### GIVEN REQUEST
Change "Patent image size" to "Figure size" everywhere it occurs in the rows below and reproduce them with no other changes. Omit the pictures from your answer.

Extracted data entries
++++++++++++++++++++
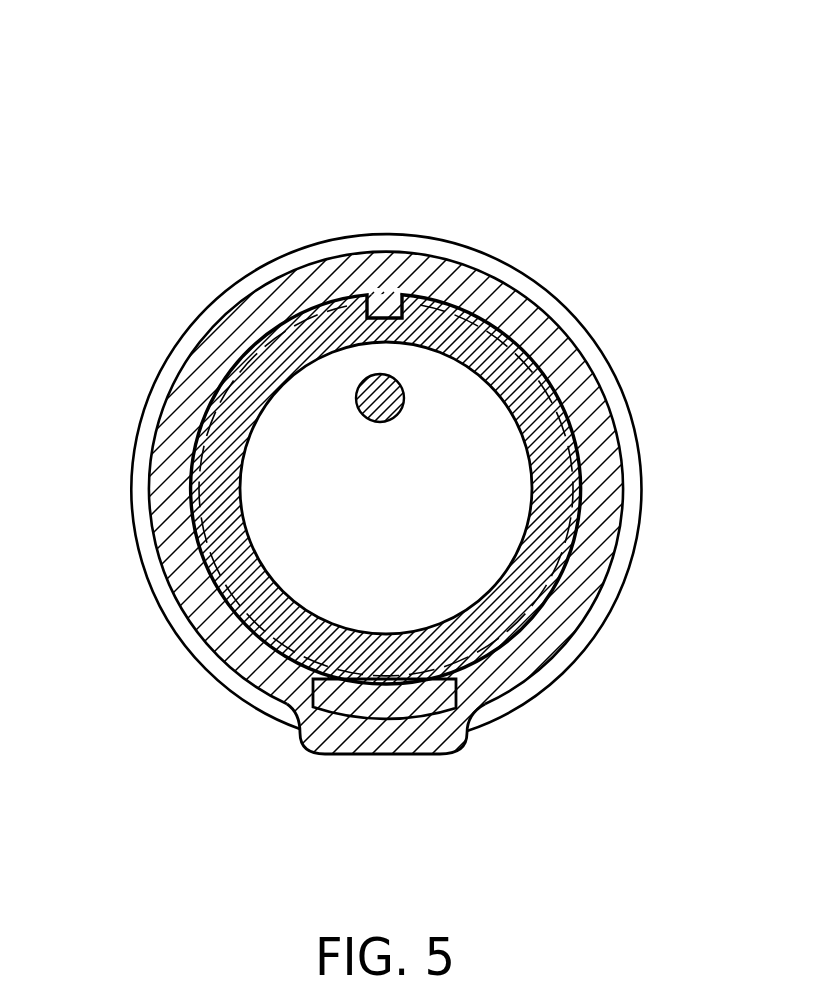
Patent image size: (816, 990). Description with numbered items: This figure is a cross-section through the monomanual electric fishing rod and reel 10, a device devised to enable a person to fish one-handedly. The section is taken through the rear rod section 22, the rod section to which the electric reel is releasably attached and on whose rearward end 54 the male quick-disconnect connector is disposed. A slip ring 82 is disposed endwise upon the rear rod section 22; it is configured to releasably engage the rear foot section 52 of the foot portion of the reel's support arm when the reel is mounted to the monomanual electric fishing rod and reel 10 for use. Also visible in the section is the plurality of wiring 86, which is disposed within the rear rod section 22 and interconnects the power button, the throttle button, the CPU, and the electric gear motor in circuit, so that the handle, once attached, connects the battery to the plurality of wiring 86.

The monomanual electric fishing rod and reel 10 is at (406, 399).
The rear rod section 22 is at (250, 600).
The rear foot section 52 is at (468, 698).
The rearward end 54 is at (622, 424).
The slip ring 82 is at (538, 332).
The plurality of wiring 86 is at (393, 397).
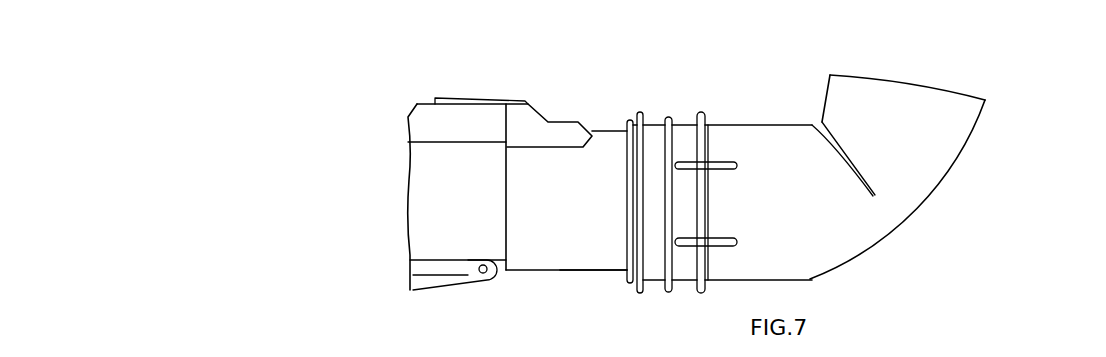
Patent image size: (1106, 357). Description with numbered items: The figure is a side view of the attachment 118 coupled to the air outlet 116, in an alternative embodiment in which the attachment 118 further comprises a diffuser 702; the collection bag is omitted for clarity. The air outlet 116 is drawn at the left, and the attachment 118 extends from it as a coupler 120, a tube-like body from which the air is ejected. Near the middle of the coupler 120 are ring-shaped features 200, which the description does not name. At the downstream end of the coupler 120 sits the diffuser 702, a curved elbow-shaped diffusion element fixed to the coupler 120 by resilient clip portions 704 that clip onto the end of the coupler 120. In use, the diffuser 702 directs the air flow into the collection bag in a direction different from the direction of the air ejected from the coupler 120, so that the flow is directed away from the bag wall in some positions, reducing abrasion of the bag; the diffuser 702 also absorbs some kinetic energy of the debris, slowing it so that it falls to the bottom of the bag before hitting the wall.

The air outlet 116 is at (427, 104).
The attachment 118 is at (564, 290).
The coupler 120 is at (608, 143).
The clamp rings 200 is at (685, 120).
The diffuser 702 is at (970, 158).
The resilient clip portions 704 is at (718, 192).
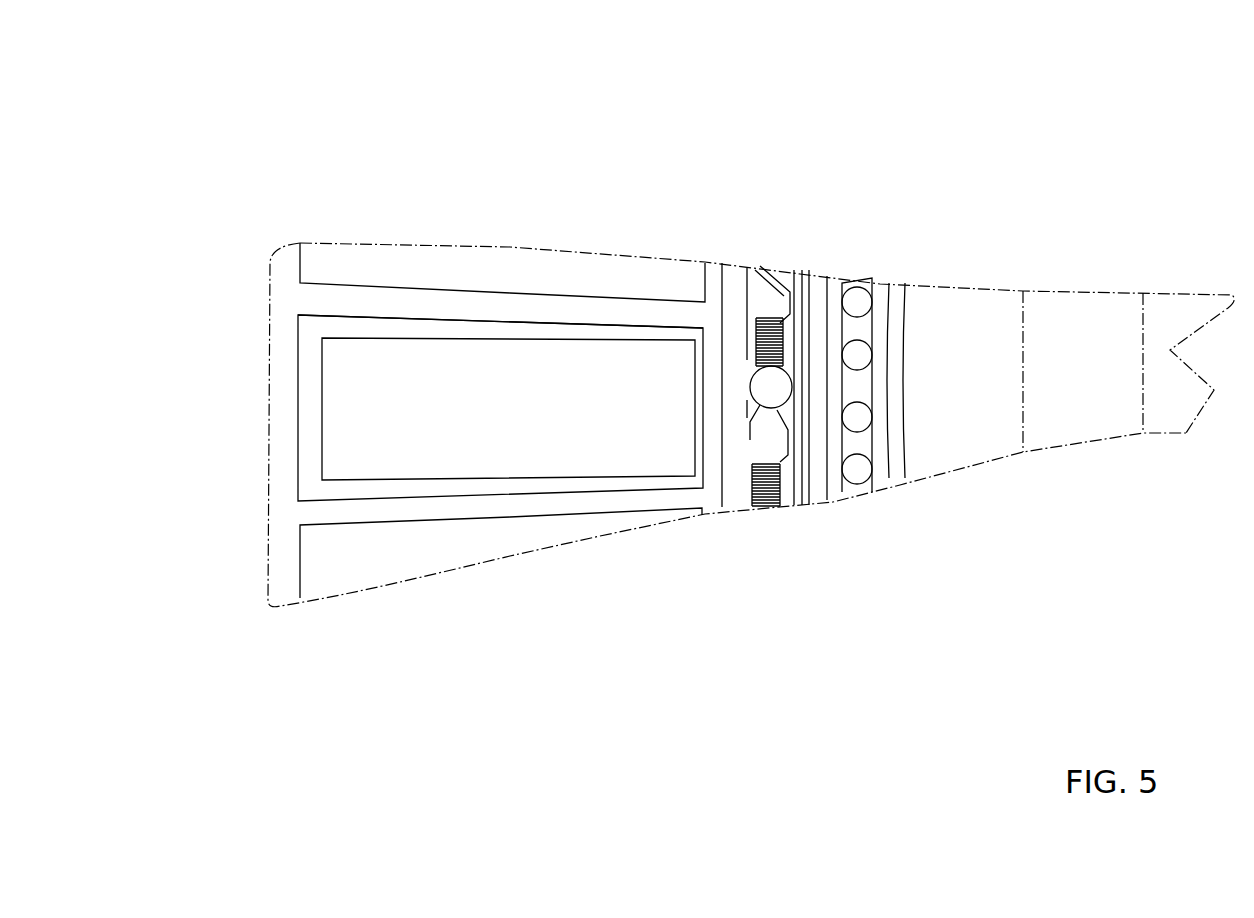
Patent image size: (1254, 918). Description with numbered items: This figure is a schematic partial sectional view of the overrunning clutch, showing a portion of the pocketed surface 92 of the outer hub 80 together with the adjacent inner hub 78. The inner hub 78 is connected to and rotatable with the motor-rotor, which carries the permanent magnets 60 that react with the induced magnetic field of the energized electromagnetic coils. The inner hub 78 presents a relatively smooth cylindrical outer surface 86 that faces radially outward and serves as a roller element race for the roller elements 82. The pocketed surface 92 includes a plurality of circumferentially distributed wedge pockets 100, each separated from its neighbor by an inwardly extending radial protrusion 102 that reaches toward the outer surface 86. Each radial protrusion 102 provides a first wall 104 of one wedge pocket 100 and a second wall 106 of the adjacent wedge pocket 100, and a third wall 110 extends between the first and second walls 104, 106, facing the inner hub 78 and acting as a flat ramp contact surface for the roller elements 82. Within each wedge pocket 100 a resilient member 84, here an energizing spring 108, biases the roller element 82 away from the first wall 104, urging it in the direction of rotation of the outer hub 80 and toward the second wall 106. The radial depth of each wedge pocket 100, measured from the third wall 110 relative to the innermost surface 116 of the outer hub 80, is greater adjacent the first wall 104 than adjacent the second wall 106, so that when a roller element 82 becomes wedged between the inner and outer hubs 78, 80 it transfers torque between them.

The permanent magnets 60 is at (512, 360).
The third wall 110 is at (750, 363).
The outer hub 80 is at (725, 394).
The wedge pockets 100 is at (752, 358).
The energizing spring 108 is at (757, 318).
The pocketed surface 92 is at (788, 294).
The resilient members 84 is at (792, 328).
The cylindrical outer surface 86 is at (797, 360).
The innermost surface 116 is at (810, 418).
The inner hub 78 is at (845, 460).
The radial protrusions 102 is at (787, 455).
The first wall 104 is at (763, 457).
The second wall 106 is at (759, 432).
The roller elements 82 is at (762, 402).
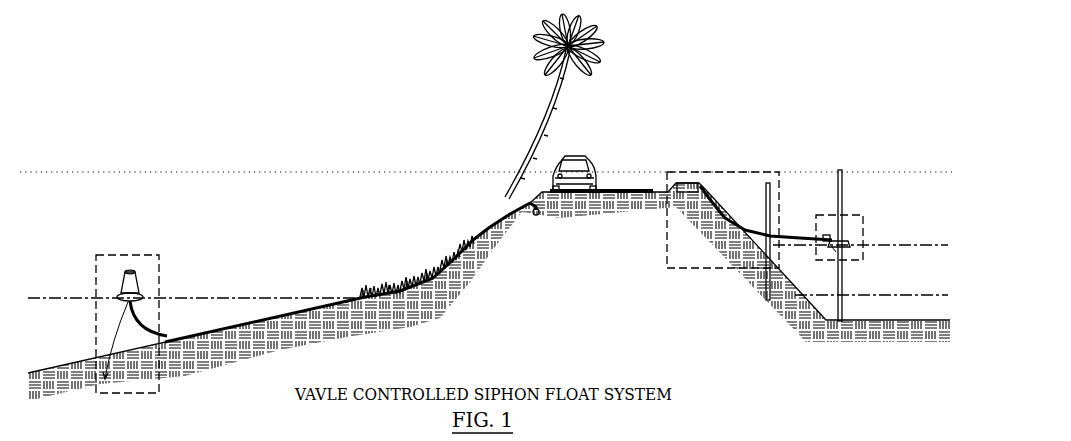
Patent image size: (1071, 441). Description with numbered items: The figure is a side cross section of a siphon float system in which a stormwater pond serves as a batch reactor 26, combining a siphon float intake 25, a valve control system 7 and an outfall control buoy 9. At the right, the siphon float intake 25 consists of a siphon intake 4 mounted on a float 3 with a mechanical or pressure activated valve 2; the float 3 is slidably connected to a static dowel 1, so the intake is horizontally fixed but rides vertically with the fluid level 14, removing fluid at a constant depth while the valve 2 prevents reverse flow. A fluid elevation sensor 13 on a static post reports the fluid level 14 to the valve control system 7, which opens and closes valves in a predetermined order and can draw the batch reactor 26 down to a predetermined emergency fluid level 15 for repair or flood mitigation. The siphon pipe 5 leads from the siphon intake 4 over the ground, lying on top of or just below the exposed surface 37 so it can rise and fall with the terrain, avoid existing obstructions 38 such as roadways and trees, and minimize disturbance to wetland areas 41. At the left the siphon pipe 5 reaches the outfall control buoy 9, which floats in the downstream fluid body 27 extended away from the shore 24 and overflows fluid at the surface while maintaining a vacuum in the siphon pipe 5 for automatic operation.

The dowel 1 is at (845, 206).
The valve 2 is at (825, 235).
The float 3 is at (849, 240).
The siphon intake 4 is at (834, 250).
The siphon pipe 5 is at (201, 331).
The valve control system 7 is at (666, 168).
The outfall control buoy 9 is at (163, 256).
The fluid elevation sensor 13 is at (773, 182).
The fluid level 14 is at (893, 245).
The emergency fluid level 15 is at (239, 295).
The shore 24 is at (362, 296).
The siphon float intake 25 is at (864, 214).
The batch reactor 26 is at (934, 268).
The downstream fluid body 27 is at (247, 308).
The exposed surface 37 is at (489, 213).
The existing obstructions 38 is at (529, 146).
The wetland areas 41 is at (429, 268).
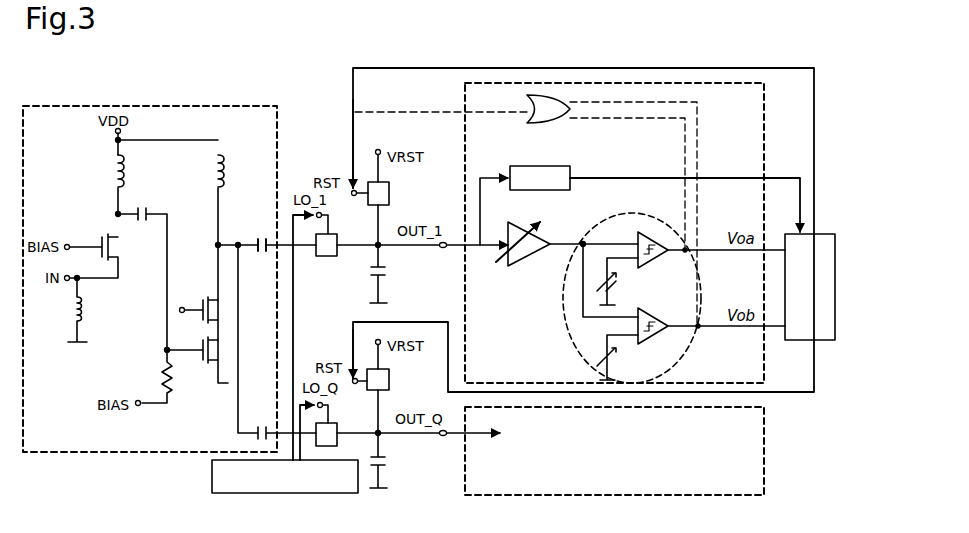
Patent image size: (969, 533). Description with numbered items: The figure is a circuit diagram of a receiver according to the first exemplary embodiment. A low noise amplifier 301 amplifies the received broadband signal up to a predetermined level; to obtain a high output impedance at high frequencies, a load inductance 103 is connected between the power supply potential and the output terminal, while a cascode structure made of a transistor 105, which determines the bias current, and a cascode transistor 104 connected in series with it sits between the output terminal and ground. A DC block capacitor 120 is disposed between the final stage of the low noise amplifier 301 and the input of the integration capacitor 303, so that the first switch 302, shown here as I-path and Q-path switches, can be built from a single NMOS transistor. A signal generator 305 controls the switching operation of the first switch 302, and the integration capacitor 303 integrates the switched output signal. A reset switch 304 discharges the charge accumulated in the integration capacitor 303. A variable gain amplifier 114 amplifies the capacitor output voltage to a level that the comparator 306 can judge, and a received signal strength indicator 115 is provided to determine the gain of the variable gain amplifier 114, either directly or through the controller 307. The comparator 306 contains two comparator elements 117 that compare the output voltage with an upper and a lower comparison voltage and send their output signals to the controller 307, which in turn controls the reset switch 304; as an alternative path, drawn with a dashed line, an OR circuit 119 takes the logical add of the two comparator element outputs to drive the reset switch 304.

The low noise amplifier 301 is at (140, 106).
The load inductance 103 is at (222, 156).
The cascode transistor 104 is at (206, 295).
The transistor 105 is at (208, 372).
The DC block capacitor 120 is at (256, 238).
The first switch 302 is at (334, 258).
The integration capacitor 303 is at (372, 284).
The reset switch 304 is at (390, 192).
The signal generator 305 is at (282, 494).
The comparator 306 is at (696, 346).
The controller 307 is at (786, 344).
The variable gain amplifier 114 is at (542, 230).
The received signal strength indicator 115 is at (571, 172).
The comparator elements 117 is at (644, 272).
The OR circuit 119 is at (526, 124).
++++++++++++++++++++
### SOLVED EXERCISE
Figure size: (816, 990). Description with numbered items: This figure is a cross-section through the monomanual electric fishing rod and reel 10, a device devised to enable a person to fish one-handedly. The section is taken through the rear rod section 22, the rod section to which the electric reel is releasably attached and on whose rearward end 54 the male quick-disconnect connector is disposed. A slip ring 82 is disposed endwise upon the rear rod section 22; it is configured to releasably engage the rear foot section 52 of the foot portion of the reel's support arm when the reel is mounted to the monomanual electric fishing rod and reel 10 for use. Also visible in the section is the plurality of wiring 86, which is disposed within the rear rod section 22 and interconnects the power button, the throttle button, the CPU, and the electric gear motor in circuit, so that the handle, once attached, connects the battery to the plurality of wiring 86.

The monomanual electric fishing rod and reel 10 is at (406, 399).
The rear rod section 22 is at (250, 600).
The rear foot section 52 is at (468, 698).
The rearward end 54 is at (622, 424).
The slip ring 82 is at (538, 332).
The plurality of wiring 86 is at (393, 397).
Figure size: (1106, 357). Description with numbered items: The figure is a side view of the attachment 118 coupled to the air outlet 116, in an alternative embodiment in which the attachment 118 further comprises a diffuser 702; the collection bag is omitted for clarity. The air outlet 116 is drawn at the left, and the attachment 118 extends from it as a coupler 120, a tube-like body from which the air is ejected. Near the middle of the coupler 120 are ring-shaped features 200, which the description does not name. At the downstream end of the coupler 120 sits the diffuser 702, a curved elbow-shaped diffusion element fixed to the coupler 120 by resilient clip portions 704 that clip onto the end of the coupler 120. In use, the diffuser 702 directs the air flow into the collection bag in a direction different from the direction of the air ejected from the coupler 120, so that the flow is directed away from the bag wall in some positions, reducing abrasion of the bag; the diffuser 702 also absorbs some kinetic energy of the debris, slowing it so that it falls to the bottom of the bag before hitting the wall.

The air outlet 116 is at (427, 104).
The attachment 118 is at (564, 290).
The coupler 120 is at (608, 143).
The clamp rings 200 is at (685, 120).
The diffuser 702 is at (970, 158).
The resilient clip portions 704 is at (718, 192).
Figure size: (1254, 918). Description with numbered items: This figure is a schematic partial sectional view of the overrunning clutch, showing a portion of the pocketed surface 92 of the outer hub 80 together with the adjacent inner hub 78. The inner hub 78 is connected to and rotatable with the motor-rotor, which carries the permanent magnets 60 that react with the induced magnetic field of the energized electromagnetic coils. The inner hub 78 presents a relatively smooth cylindrical outer surface 86 that faces radially outward and serves as a roller element race for the roller elements 82. The pocketed surface 92 includes a plurality of circumferentially distributed wedge pockets 100, each separated from its neighbor by an inwardly extending radial protrusion 102 that reaches toward the outer surface 86. Each radial protrusion 102 provides a first wall 104 of one wedge pocket 100 and a second wall 106 of the adjacent wedge pocket 100, and a third wall 110 extends between the first and second walls 104, 106, facing the inner hub 78 and acting as a flat ramp contact surface for the roller elements 82. Within each wedge pocket 100 a resilient member 84, here an energizing spring 108, biases the roller element 82 away from the first wall 104, urging it in the direction of rotation of the outer hub 80 and toward the second wall 106. The radial depth of each wedge pocket 100, measured from the third wall 110 relative to the innermost surface 116 of the outer hub 80, is greater adjacent the first wall 104 than adjacent the second wall 106, so that when a roller element 82 becomes wedged between the inner and outer hubs 78, 80 it transfers torque between them.

The permanent magnets 60 is at (512, 360).
The third wall 110 is at (750, 363).
The outer hub 80 is at (725, 394).
The wedge pockets 100 is at (752, 358).
The energizing spring 108 is at (757, 318).
The pocketed surface 92 is at (788, 294).
The resilient members 84 is at (792, 328).
The cylindrical outer surface 86 is at (797, 360).
The innermost surface 116 is at (810, 418).
The inner hub 78 is at (845, 460).
The radial protrusions 102 is at (787, 455).
The first wall 104 is at (763, 457).
The second wall 106 is at (759, 432).
The roller elements 82 is at (762, 402).
Figure size: (1071, 441). Description with numbered items: The figure is a side cross section of a siphon float system in which a stormwater pond serves as a batch reactor 26, combining a siphon float intake 25, a valve control system 7 and an outfall control buoy 9. At the right, the siphon float intake 25 consists of a siphon intake 4 mounted on a float 3 with a mechanical or pressure activated valve 2; the float 3 is slidably connected to a static dowel 1, so the intake is horizontally fixed but rides vertically with the fluid level 14, removing fluid at a constant depth while the valve 2 prevents reverse flow. A fluid elevation sensor 13 on a static post reports the fluid level 14 to the valve control system 7, which opens and closes valves in a predetermined order and can draw the batch reactor 26 down to a predetermined emergency fluid level 15 for repair or flood mitigation. The siphon pipe 5 leads from the siphon intake 4 over the ground, lying on top of or just below the exposed surface 37 so it can rise and fall with the terrain, avoid existing obstructions 38 such as roadways and trees, and minimize disturbance to wetland areas 41. At the left the siphon pipe 5 reaches the outfall control buoy 9, which floats in the downstream fluid body 27 extended away from the shore 24 and overflows fluid at the surface while maintaining a vacuum in the siphon pipe 5 for automatic operation.

The dowel 1 is at (845, 206).
The valve 2 is at (825, 235).
The float 3 is at (849, 240).
The siphon intake 4 is at (834, 250).
The siphon pipe 5 is at (201, 331).
The valve control system 7 is at (666, 168).
The outfall control buoy 9 is at (163, 256).
The fluid elevation sensor 13 is at (773, 182).
The fluid level 14 is at (893, 245).
The emergency fluid level 15 is at (239, 295).
The shore 24 is at (362, 296).
The siphon float intake 25 is at (864, 214).
The batch reactor 26 is at (934, 268).
The downstream fluid body 27 is at (247, 308).
The exposed surface 37 is at (489, 213).
The existing obstructions 38 is at (529, 146).
The wetland areas 41 is at (429, 268).
Figure size: (969, 533). Description with numbered items: The figure is a circuit diagram of a receiver according to the first exemplary embodiment. A low noise amplifier 301 amplifies the received broadband signal up to a predetermined level; to obtain a high output impedance at high frequencies, a load inductance 103 is connected between the power supply potential and the output terminal, while a cascode structure made of a transistor 105, which determines the bias current, and a cascode transistor 104 connected in series with it sits between the output terminal and ground. A DC block capacitor 120 is disposed between the final stage of the low noise amplifier 301 and the input of the integration capacitor 303, so that the first switch 302, shown here as I-path and Q-path switches, can be built from a single NMOS transistor. A signal generator 305 controls the switching operation of the first switch 302, and the integration capacitor 303 integrates the switched output signal. A reset switch 304 discharges the charge accumulated in the integration capacitor 303. A variable gain amplifier 114 amplifies the capacitor output voltage to a level that the comparator 306 can judge, and a received signal strength indicator 115 is provided to determine the gain of the variable gain amplifier 114, either directly or through the controller 307. The comparator 306 contains two comparator elements 117 that compare the output voltage with an upper and a lower comparison voltage and send their output signals to the controller 307, which in turn controls the reset switch 304; as an alternative path, drawn with a dashed line, an OR circuit 119 takes the logical add of the two comparator element outputs to drive the reset switch 304.

The low noise amplifier 301 is at (140, 106).
The load inductance 103 is at (222, 156).
The cascode transistor 104 is at (206, 295).
The transistor 105 is at (208, 372).
The DC block capacitor 120 is at (256, 238).
The first switch 302 is at (334, 258).
The integration capacitor 303 is at (372, 284).
The reset switch 304 is at (390, 192).
The signal generator 305 is at (282, 494).
The comparator 306 is at (696, 346).
The controller 307 is at (786, 344).
The variable gain amplifier 114 is at (542, 230).
The received signal strength indicator 115 is at (571, 172).
The comparator elements 117 is at (644, 272).
The OR circuit 119 is at (526, 124).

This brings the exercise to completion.